◆ **TASK DESCRIPTION**: Copy all records verbatim.

[START OF INFORMATION GIVEN]

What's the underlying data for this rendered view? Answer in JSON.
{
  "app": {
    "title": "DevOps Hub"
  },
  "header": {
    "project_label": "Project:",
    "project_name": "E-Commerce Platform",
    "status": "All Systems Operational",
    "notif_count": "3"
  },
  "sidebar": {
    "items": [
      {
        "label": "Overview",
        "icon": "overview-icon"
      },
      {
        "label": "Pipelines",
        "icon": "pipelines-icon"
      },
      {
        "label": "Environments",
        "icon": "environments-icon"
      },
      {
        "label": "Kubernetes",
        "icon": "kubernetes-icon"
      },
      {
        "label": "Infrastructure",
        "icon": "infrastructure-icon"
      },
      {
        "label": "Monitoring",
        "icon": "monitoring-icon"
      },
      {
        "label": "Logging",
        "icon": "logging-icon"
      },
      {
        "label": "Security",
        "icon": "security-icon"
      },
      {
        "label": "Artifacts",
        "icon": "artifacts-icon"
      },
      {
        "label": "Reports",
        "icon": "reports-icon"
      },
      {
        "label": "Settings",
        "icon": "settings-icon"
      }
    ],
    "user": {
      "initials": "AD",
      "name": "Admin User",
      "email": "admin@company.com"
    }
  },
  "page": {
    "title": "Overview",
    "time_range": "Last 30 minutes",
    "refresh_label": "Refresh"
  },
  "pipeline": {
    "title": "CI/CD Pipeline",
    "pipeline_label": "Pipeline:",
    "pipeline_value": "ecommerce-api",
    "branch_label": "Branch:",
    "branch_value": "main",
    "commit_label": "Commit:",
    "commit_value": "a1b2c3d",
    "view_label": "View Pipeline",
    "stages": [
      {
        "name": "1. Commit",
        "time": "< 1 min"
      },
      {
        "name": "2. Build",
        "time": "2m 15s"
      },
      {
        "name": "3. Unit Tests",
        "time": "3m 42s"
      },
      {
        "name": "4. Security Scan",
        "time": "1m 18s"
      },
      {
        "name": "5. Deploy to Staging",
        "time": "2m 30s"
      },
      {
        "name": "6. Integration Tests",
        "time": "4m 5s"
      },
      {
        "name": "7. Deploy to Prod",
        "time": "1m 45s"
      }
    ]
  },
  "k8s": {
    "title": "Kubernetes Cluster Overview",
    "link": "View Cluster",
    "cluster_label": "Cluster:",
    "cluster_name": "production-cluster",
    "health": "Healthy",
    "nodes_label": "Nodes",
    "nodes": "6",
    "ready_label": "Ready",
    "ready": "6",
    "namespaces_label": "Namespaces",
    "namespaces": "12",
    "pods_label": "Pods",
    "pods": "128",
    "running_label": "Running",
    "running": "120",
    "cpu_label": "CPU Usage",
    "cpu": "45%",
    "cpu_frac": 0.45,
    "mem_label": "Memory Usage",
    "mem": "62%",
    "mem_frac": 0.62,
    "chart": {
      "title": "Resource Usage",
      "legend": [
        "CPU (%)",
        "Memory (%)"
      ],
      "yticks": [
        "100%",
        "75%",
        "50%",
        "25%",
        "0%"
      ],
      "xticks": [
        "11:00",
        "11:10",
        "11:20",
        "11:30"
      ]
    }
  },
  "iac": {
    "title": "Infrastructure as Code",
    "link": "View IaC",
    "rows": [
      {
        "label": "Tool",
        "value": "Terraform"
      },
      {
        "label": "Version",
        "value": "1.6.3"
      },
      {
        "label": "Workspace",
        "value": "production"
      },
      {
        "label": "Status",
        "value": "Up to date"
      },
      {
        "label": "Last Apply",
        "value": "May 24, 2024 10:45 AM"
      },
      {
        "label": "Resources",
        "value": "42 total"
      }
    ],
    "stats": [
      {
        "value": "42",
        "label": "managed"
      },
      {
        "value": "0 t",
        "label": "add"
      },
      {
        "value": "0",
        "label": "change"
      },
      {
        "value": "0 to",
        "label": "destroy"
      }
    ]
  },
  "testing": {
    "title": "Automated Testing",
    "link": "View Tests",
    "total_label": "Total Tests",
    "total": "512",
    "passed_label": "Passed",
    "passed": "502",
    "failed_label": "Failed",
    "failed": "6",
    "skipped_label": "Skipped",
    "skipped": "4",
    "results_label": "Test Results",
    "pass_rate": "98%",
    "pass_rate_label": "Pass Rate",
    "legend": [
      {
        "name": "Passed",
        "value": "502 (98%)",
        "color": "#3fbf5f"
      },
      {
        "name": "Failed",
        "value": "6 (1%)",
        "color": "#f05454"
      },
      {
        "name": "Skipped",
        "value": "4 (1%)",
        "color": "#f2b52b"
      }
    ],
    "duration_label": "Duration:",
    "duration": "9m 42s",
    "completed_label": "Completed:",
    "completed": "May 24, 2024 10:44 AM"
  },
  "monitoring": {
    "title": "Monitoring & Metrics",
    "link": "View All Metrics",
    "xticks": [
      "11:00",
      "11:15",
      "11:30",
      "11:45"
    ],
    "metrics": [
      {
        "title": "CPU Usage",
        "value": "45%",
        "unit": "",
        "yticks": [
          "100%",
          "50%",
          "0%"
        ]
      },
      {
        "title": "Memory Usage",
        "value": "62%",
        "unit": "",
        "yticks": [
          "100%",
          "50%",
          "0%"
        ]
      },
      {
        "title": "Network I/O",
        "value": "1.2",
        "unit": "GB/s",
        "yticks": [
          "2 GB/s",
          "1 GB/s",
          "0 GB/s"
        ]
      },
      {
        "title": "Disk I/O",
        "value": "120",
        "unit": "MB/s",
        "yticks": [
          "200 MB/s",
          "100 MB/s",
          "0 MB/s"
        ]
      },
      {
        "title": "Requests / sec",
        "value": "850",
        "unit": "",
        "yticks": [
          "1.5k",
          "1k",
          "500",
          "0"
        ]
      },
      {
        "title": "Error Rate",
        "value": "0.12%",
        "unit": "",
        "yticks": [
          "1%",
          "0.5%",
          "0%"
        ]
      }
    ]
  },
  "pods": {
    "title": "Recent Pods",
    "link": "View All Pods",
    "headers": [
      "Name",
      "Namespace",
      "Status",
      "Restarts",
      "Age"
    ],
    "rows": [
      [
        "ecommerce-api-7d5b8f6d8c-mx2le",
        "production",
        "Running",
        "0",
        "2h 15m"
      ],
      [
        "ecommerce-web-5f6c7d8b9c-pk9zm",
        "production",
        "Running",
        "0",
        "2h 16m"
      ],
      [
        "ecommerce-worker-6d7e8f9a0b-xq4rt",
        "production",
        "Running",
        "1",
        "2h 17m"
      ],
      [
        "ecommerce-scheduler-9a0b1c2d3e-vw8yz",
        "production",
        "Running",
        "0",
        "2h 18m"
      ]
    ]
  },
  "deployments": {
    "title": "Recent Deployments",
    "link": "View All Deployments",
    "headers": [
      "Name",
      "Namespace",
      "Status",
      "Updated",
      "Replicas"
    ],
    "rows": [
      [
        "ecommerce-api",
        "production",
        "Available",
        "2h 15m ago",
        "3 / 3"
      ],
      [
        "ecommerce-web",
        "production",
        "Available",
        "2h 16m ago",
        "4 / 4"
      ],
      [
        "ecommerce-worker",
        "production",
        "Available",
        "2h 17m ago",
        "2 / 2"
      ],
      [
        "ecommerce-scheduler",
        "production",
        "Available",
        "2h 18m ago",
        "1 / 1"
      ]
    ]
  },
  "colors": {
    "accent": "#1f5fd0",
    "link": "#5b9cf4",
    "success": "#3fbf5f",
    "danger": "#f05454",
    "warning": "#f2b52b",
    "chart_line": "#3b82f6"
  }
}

[END OF INFORMATION GIVEN]

◆ **WRITTEN REPLY**:
What's the underlying data for this rendered view? Answer in JSON.
{
  "app": {
    "title": "DevOps Hub"
  },
  "header": {
    "project_label": "Project:",
    "project_name": "E-Commerce Platform",
    "status": "All Systems Operational",
    "notif_count": "3"
  },
  "sidebar": {
    "items": [
      {
        "label": "Overview",
        "icon": "overview-icon"
      },
      {
        "label": "Pipelines",
        "icon": "pipelines-icon"
      },
      {
        "label": "Environments",
        "icon": "environments-icon"
      },
      {
        "label": "Kubernetes",
        "icon": "kubernetes-icon"
      },
      {
        "label": "Infrastructure",
        "icon": "infrastructure-icon"
      },
      {
        "label": "Monitoring",
        "icon": "monitoring-icon"
      },
      {
        "label": "Logging",
        "icon": "logging-icon"
      },
      {
        "label": "Security",
        "icon": "security-icon"
      },
      {
        "label": "Artifacts",
        "icon": "artifacts-icon"
      },
      {
        "label": "Reports",
        "icon": "reports-icon"
      },
      {
        "label": "Settings",
        "icon": "settings-icon"
      }
    ],
    "user": {
      "initials": "AD",
      "name": "Admin User",
      "email": "admin@company.com"
    }
  },
  "page": {
    "title": "Overview",
    "time_range": "Last 30 minutes",
    "refresh_label": "Refresh"
  },
  "pipeline": {
    "title": "CI/CD Pipeline",
    "pipeline_label": "Pipeline:",
    "pipeline_value": "ecommerce-api",
    "branch_label": "Branch:",
    "branch_value": "main",
    "commit_label": "Commit:",
    "commit_value": "a1b2c3d",
    "view_label": "View Pipeline",
    "stages": [
      {
        "name": "1. Commit",
        "time": "< 1 min"
      },
      {
        "name": "2. Build",
        "time": "2m 15s"
      },
      {
        "name": "3. Unit Tests",
        "time": "3m 42s"
      },
      {
        "name": "4. Security Scan",
        "time": "1m 18s"
      },
      {
        "name": "5. Deploy to Staging",
        "time": "2m 30s"
      },
      {
        "name": "6. Integration Tests",
        "time": "4m 5s"
      },
      {
        "name": "7. Deploy to Prod",
        "time": "1m 45s"
      }
    ]
  },
  "k8s": {
    "title": "Kubernetes Cluster Overview",
    "link": "View Cluster",
    "cluster_label": "Cluster:",
    "cluster_name": "production-cluster",
    "health": "Healthy",
    "nodes_label": "Nodes",
    "nodes": "6",
    "ready_label": "Ready",
    "ready": "6",
    "namespaces_label": "Namespaces",
    "namespaces": "12",
    "pods_label": "Pods",
    "pods": "128",
    "running_label": "Running",
    "running": "120",
    "cpu_label": "CPU Usage",
    "cpu": "45%",
    "cpu_frac": 0.45,
    "mem_label": "Memory Usage",
    "mem": "62%",
    "mem_frac": 0.62,
    "chart": {
      "title": "Resource Usage",
      "legend": [
        "CPU (%)",
        "Memory (%)"
      ],
      "yticks": [
        "100%",
        "75%",
        "50%",
        "25%",
        "0%"
      ],
      "xticks": [
        "11:00",
        "11:10",
        "11:20",
        "11:30"
      ]
    }
  },
  "iac": {
    "title": "Infrastructure as Code",
    "link": "View IaC",
    "rows": [
      {
        "label": "Tool",
        "value": "Terraform"
      },
      {
        "label": "Version",
        "value": "1.6.3"
      },
      {
        "label": "Workspace",
        "value": "production"
      },
      {
        "label": "Status",
        "value": "Up to date"
      },
      {
        "label": "Last Apply",
        "value": "May 24, 2024 10:45 AM"
      },
      {
        "label": "Resources",
        "value": "42 total"
      }
    ],
    "stats": [
      {
        "value": "42",
        "label": "managed"
      },
      {
        "value": "0 t",
        "label": "add"
      },
      {
        "value": "0",
        "label": "change"
      },
      {
        "value": "0 to",
        "label": "destroy"
      }
    ]
  },
  "testing": {
    "title": "Automated Testing",
    "link": "View Tests",
    "total_label": "Total Tests",
    "total": "512",
    "passed_label": "Passed",
    "passed": "502",
    "failed_label": "Failed",
    "failed": "6",
    "skipped_label": "Skipped",
    "skipped": "4",
    "results_label": "Test Results",
    "pass_rate": "98%",
    "pass_rate_label": "Pass Rate",
    "legend": [
      {
        "name": "Passed",
        "value": "502 (98%)",
        "color": "#3fbf5f"
      },
      {
        "name": "Failed",
        "value": "6 (1%)",
        "color": "#f05454"
      },
      {
        "name": "Skipped",
        "value": "4 (1%)",
        "color": "#f2b52b"
      }
    ],
    "duration_label": "Duration:",
    "duration": "9m 42s",
    "completed_label": "Completed:",
    "completed": "May 24, 2024 10:44 AM"
  },
  "monitoring": {
    "title": "Monitoring & Metrics",
    "link": "View All Metrics",
    "xticks": [
      "11:00",
      "11:15",
      "11:30",
      "11:45"
    ],
    "metrics": [
      {
        "title": "CPU Usage",
        "value": "45%",
        "unit": "",
        "yticks": [
          "100%",
          "50%",
          "0%"
        ]
      },
      {
        "title": "Memory Usage",
        "value": "62%",
        "unit": "",
        "yticks": [
          "100%",
          "50%",
          "0%"
        ]
      },
      {
        "title": "Network I/O",
        "value": "1.2",
        "unit": "GB/s",
        "yticks": [
          "2 GB/s",
          "1 GB/s",
          "0 GB/s"
        ]
      },
      {
        "title": "Disk I/O",
        "value": "120",
        "unit": "MB/s",
        "yticks": [
          "200 MB/s",
          "100 MB/s",
          "0 MB/s"
        ]
      },
      {
        "title": "Requests / sec",
        "value": "850",
        "unit": "",
        "yticks": [
          "1.5k",
          "1k",
          "500",
          "0"
        ]
      },
      {
        "title": "Error Rate",
        "value": "0.12%",
        "unit": "",
        "yticks": [
          "1%",
          "0.5%",
          "0%"
        ]
      }
    ]
  },
  "pods": {
    "title": "Recent Pods",
    "link": "View All Pods",
    "headers": [
      "Name",
      "Namespace",
      "Status",
      "Restarts",
      "Age"
    ],
    "rows": [
      [
        "ecommerce-api-7d5b8f6d8c-mx2le",
        "production",
        "Running",
        "0",
        "2h 15m"
      ],
      [
        "ecommerce-web-5f6c7d8b9c-pk9zm",
        "production",
        "Running",
        "0",
        "2h 16m"
      ],
      [
        "ecommerce-worker-6d7e8f9a0b-xq4rt",
        "production",
        "Running",
        "1",
        "2h 17m"
      ],
      [
        "ecommerce-scheduler-9a0b1c2d3e-vw8yz",
        "production",
        "Running",
        "0",
        "2h 18m"
      ]
    ]
  },
  "deployments": {
    "title": "Recent Deployments",
    "link": "View All Deployments",
    "headers": [
      "Name",
      "Namespace",
      "Status",
      "Updated",
      "Replicas"
    ],
    "rows": [
      [
        "ecommerce-api",
        "production",
        "Available",
        "2h 15m ago",
        "3 / 3"
      ],
      [
        "ecommerce-web",
        "production",
        "Available",
        "2h 16m ago",
        "4 / 4"
      ],
      [
        "ecommerce-worker",
        "production",
        "Available",
        "2h 17m ago",
        "2 / 2"
      ],
      [
        "ecommerce-scheduler",
        "production",
        "Available",
        "2h 18m ago",
        "1 / 1"
      ]
    ]
  },
  "colors": {
    "accent": "#1f5fd0",
    "link": "#5b9cf4",
    "success": "#3fbf5f",
    "danger": "#f05454",
    "warning": "#f2b52b",
    "chart_line": "#3b82f6"
  }
}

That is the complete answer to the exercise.